§ **What is expected**: Scan the records that follow, and whenever a line has the word "Paste", copy it.

"""

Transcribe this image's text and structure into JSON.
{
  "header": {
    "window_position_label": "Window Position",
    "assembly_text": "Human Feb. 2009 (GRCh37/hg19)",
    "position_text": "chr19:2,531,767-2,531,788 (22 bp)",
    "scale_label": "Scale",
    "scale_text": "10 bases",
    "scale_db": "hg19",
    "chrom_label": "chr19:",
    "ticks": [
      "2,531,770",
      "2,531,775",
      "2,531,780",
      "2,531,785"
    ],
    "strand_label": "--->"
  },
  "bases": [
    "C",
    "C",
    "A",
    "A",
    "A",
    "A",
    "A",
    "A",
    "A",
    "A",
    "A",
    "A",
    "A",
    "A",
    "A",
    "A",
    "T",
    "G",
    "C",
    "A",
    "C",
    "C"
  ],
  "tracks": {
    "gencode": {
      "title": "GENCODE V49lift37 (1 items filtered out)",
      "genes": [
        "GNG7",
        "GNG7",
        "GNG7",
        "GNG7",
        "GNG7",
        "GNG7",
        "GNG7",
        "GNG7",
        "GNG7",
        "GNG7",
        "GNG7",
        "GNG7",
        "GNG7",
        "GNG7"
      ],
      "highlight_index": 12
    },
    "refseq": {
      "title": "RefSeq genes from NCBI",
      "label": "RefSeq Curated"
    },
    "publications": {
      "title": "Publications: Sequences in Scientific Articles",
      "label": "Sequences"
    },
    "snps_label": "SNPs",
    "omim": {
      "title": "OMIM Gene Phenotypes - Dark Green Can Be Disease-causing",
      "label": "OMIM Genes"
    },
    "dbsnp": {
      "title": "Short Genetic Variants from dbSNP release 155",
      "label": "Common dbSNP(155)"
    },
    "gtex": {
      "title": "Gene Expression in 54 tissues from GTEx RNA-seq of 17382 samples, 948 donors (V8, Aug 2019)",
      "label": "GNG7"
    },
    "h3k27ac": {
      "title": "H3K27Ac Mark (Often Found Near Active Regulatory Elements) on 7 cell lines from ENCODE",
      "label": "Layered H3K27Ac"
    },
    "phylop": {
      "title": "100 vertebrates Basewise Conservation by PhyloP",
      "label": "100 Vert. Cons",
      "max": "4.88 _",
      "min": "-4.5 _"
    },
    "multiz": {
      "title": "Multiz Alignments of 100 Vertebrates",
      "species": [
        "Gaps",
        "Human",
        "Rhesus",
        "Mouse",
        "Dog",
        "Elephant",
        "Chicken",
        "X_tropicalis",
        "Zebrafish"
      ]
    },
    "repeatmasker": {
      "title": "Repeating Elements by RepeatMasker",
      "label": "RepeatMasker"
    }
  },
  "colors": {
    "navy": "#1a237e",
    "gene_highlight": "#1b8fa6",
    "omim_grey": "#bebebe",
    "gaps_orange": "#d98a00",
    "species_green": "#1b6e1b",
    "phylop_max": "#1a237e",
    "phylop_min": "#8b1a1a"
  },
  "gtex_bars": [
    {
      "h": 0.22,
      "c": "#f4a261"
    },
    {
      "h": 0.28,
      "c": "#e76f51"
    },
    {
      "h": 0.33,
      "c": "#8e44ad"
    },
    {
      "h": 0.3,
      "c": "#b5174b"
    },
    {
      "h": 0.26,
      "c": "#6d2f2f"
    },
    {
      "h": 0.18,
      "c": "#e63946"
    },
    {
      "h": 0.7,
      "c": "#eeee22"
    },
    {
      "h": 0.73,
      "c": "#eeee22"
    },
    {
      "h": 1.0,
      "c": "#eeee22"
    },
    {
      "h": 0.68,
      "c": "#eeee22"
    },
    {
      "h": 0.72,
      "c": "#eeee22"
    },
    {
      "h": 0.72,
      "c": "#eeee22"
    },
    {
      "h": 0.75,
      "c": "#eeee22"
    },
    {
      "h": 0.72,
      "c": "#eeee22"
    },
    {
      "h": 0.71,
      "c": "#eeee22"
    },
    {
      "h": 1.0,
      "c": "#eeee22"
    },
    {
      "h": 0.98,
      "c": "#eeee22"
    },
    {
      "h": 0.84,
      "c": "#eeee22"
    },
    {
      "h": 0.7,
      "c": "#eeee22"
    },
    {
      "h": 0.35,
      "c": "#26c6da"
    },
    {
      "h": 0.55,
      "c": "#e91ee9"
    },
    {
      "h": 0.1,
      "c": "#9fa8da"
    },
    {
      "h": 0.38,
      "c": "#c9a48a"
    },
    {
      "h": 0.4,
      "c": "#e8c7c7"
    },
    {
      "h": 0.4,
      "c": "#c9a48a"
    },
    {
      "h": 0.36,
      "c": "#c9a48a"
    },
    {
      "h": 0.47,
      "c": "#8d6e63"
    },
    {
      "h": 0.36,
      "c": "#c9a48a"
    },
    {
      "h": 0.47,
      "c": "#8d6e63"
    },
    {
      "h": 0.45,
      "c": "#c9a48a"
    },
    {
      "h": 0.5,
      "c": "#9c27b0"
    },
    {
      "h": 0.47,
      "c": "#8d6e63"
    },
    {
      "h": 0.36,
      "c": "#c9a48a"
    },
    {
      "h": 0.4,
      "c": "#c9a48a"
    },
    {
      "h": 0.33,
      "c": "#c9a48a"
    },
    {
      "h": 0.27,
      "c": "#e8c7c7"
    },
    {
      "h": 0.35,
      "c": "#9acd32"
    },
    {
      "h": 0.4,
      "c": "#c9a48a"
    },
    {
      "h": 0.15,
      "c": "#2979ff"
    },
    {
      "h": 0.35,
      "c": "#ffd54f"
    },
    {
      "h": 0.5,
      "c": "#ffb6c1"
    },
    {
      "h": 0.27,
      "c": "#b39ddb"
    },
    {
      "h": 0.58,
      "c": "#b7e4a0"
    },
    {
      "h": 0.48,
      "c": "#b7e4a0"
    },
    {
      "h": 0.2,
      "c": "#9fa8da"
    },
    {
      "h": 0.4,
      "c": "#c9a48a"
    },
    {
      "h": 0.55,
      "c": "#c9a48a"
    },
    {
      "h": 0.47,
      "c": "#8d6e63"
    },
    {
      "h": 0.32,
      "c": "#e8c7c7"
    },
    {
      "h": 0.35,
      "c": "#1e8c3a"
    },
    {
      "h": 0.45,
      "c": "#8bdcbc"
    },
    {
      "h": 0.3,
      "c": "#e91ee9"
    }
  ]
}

"""
"""

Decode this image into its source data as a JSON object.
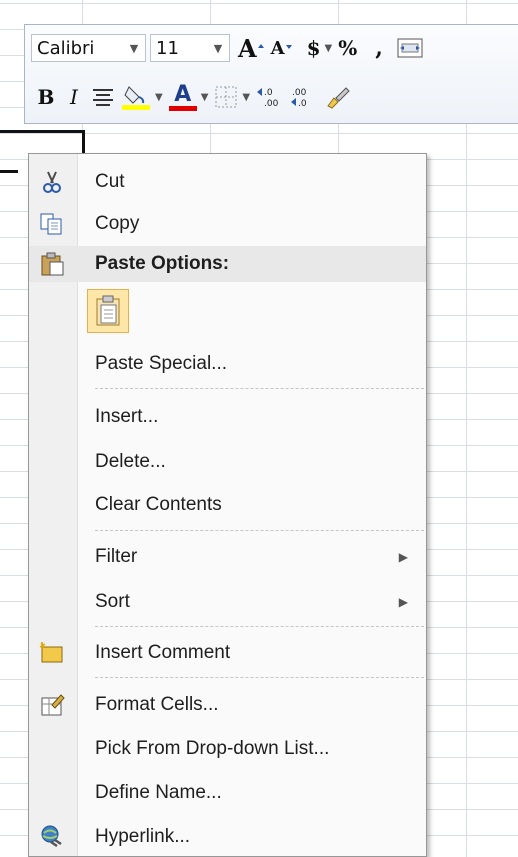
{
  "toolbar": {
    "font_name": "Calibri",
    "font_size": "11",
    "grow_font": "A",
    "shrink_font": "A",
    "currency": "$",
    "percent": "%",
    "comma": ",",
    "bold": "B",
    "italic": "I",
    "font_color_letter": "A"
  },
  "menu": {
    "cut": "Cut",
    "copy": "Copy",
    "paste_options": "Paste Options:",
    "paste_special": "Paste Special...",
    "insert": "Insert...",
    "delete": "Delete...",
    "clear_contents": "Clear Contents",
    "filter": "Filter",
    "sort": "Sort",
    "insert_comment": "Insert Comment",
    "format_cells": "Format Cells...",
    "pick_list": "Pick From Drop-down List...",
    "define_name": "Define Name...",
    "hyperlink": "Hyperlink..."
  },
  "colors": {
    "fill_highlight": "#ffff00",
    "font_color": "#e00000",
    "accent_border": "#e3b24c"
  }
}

"""

§ **Answer to the problem**:
    "paste_options": "Paste Options:",
    "paste_special": "Paste Special...",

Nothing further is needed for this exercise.